- Job
Where a line contains the string "document", copy that line.

Data entries:
= = =

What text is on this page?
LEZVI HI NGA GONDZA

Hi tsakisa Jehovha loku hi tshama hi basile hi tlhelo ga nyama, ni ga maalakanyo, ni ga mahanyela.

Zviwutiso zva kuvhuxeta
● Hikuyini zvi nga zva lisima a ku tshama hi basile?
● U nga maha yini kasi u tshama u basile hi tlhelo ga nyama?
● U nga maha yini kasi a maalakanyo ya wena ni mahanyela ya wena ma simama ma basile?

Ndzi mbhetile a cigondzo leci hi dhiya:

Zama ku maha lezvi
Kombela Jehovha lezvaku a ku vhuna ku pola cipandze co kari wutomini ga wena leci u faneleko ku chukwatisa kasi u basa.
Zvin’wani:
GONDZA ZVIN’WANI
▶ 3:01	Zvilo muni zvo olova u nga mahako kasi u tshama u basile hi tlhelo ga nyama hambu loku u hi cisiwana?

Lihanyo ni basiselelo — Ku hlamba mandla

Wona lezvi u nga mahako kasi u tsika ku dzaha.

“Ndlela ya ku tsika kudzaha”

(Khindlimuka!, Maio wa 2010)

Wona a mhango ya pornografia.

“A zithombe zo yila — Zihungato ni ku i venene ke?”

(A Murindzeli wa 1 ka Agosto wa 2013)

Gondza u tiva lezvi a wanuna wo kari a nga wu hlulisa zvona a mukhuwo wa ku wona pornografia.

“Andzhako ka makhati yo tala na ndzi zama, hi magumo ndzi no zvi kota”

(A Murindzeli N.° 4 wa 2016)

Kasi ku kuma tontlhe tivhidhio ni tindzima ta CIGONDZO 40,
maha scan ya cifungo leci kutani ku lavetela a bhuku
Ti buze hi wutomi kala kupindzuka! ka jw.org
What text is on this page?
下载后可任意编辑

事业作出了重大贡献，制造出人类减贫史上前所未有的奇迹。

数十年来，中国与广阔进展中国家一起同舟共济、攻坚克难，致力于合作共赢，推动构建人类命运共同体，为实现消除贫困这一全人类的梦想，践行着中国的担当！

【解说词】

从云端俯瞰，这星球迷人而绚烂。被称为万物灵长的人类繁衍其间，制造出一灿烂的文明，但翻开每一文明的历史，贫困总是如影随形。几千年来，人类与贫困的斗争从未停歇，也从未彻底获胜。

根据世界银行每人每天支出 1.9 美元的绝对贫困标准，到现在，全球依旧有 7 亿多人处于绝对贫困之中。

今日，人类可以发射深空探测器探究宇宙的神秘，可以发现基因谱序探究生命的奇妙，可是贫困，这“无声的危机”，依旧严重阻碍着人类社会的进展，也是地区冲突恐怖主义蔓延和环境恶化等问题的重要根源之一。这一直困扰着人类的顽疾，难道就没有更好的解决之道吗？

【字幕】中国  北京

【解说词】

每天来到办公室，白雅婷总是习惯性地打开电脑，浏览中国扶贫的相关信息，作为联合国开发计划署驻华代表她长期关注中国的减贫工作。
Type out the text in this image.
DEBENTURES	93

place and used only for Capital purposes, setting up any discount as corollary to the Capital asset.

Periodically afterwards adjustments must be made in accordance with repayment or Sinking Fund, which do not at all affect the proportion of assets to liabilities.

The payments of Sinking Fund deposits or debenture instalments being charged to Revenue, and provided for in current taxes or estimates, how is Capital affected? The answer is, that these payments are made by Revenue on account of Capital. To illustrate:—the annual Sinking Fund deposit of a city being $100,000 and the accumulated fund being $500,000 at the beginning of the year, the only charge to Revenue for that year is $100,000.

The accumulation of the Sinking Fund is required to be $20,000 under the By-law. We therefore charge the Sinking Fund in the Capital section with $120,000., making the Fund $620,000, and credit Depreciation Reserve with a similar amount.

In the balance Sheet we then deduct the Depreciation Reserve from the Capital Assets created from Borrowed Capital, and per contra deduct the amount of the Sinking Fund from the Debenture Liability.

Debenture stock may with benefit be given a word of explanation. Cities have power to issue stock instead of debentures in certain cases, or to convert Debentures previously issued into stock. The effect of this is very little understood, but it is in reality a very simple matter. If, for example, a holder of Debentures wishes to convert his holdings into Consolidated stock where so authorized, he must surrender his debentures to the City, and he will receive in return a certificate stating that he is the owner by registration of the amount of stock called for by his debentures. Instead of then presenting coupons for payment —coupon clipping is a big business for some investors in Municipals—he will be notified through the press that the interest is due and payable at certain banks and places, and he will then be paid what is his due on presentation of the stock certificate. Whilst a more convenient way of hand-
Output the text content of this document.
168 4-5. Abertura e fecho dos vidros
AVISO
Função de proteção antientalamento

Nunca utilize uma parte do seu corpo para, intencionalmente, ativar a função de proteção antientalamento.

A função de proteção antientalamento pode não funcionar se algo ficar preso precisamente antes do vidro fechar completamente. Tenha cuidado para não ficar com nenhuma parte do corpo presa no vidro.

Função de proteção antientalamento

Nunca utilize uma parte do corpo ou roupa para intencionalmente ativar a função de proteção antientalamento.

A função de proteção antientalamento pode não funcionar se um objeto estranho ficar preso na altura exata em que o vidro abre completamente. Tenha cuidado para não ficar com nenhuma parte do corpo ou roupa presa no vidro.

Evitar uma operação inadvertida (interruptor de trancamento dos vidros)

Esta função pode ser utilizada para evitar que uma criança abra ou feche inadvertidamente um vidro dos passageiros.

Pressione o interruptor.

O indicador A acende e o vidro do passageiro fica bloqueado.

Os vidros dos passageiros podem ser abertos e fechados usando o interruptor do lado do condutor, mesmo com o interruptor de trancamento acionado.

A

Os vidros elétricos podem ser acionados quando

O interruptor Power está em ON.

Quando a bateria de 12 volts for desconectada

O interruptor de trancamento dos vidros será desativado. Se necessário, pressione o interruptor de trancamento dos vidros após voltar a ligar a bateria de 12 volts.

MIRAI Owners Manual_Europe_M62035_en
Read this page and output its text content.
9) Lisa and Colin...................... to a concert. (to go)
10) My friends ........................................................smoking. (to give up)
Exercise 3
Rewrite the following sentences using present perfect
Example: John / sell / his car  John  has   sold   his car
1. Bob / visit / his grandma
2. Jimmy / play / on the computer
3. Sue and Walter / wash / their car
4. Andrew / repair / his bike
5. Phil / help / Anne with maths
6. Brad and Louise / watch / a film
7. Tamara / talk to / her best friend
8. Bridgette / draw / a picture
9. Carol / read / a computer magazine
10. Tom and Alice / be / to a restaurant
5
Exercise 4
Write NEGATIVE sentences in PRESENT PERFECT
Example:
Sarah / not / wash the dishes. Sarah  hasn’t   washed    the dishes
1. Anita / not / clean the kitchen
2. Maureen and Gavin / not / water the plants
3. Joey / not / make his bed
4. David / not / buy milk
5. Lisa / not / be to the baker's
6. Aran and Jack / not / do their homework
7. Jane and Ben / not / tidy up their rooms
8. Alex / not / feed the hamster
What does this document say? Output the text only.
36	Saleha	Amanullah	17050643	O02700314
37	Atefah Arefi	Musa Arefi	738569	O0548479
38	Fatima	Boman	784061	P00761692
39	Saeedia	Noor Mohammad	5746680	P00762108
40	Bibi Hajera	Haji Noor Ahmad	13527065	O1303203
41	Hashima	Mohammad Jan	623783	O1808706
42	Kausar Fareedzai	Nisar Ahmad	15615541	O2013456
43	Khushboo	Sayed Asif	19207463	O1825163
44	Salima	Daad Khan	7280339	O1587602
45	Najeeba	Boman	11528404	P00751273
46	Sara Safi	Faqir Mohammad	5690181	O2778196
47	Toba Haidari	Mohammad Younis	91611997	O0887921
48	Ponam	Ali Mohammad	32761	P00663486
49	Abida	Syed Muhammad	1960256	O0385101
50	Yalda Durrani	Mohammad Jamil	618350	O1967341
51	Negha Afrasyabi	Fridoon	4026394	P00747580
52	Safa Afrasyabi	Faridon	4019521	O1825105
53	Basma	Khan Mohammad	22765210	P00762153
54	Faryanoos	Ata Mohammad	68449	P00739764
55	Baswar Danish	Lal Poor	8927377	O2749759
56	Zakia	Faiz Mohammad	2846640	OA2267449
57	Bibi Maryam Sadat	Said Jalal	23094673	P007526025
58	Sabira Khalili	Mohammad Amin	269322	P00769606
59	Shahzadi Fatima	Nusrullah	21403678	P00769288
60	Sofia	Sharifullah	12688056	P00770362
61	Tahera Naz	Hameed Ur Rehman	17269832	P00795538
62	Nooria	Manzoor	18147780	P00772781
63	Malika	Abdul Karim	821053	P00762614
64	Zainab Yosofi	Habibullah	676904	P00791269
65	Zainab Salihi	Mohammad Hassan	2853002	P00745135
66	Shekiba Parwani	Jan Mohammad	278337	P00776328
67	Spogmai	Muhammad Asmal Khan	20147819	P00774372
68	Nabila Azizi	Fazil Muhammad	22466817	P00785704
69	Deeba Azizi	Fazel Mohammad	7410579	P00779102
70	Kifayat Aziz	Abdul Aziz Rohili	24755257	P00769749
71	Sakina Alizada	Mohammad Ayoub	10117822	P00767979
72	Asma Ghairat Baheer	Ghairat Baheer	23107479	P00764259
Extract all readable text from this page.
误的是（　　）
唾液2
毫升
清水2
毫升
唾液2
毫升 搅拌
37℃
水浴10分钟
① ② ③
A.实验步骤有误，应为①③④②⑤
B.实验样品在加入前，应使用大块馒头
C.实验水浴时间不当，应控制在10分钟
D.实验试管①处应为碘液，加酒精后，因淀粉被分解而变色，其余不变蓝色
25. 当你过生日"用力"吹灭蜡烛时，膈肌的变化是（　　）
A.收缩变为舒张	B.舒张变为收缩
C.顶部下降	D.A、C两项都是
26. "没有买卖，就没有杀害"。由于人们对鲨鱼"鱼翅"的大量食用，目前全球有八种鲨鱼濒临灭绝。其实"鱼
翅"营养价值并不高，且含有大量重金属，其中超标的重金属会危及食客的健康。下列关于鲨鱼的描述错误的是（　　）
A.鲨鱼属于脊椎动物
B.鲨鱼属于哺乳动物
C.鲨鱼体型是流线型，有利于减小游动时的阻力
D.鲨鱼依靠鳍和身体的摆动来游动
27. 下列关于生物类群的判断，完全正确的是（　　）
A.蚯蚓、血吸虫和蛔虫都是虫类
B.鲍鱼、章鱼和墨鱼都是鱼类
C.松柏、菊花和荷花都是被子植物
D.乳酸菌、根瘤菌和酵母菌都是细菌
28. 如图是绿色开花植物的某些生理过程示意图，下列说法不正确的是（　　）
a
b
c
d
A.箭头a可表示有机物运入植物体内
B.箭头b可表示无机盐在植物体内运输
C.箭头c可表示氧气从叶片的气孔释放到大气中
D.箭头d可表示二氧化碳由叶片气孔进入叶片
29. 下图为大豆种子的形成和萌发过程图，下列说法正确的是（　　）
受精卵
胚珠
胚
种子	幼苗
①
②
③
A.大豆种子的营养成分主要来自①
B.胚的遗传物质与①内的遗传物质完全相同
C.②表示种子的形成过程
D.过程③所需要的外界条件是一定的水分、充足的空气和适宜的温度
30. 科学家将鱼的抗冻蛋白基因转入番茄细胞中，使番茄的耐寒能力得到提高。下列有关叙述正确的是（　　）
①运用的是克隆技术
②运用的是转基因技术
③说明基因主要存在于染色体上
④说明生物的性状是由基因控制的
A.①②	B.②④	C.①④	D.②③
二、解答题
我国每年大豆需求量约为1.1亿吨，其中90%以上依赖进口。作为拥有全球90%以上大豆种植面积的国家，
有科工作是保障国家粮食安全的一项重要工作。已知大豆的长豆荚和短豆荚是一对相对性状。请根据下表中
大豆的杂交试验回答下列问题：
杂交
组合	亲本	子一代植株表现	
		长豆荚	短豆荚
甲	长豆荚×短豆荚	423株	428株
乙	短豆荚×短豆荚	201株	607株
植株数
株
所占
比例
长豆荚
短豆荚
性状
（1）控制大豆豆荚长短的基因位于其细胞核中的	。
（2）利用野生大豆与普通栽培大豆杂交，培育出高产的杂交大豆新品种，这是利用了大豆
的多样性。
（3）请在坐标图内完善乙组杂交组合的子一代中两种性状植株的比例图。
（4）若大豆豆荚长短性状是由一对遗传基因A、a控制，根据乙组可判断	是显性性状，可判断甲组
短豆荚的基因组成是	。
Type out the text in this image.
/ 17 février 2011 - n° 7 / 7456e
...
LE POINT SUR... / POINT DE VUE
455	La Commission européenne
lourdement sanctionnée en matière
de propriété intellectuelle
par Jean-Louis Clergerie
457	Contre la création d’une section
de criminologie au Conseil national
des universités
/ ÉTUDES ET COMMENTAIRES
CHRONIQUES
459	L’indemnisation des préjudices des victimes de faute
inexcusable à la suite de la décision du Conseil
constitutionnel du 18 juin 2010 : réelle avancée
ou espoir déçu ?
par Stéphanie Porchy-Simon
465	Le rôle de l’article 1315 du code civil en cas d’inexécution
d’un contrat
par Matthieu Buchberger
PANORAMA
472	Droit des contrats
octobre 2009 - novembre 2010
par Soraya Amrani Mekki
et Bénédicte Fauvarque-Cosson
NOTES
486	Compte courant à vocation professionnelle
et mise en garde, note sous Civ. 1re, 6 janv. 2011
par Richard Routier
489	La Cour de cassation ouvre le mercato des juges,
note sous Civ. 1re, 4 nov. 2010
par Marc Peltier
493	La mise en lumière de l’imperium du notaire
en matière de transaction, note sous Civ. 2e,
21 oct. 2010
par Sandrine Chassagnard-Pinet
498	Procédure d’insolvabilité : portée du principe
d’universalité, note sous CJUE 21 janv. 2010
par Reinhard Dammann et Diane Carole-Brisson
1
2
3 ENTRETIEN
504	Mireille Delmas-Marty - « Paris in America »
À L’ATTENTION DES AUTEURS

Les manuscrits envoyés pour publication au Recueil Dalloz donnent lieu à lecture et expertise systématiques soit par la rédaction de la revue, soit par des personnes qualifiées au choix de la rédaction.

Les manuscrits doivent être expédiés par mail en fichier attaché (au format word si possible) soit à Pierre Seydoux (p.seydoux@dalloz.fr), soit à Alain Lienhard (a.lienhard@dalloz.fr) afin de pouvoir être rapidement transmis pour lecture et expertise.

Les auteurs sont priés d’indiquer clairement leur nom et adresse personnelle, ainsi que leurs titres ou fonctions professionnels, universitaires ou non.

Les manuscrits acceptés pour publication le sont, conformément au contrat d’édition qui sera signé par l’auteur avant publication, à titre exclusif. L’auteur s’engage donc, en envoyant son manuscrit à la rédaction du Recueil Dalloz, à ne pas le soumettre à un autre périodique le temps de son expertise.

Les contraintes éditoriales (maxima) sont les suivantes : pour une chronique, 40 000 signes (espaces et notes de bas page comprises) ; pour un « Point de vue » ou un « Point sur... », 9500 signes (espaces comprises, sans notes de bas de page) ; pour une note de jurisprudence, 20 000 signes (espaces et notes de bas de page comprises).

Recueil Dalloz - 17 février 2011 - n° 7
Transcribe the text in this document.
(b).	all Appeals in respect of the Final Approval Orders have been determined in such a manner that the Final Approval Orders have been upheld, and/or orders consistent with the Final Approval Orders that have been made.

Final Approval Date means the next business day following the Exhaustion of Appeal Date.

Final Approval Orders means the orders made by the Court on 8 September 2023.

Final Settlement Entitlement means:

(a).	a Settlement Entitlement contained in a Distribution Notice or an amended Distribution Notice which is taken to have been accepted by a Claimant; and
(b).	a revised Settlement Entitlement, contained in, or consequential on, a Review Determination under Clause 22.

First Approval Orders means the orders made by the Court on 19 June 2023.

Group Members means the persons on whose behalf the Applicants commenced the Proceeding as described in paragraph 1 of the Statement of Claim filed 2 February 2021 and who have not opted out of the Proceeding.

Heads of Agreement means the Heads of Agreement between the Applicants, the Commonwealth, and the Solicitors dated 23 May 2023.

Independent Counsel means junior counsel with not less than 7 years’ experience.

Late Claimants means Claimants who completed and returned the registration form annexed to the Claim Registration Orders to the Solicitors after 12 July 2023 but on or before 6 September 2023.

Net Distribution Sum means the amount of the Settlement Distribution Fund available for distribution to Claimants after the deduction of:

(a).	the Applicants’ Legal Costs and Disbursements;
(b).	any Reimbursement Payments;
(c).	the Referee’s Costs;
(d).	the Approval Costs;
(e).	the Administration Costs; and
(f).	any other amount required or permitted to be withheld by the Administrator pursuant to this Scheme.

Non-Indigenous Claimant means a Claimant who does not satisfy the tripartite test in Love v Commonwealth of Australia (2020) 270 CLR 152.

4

= = =

- Exercise output
Output the text content of this document.
What does this document say? Output the text only.
Transcribe the text in this document.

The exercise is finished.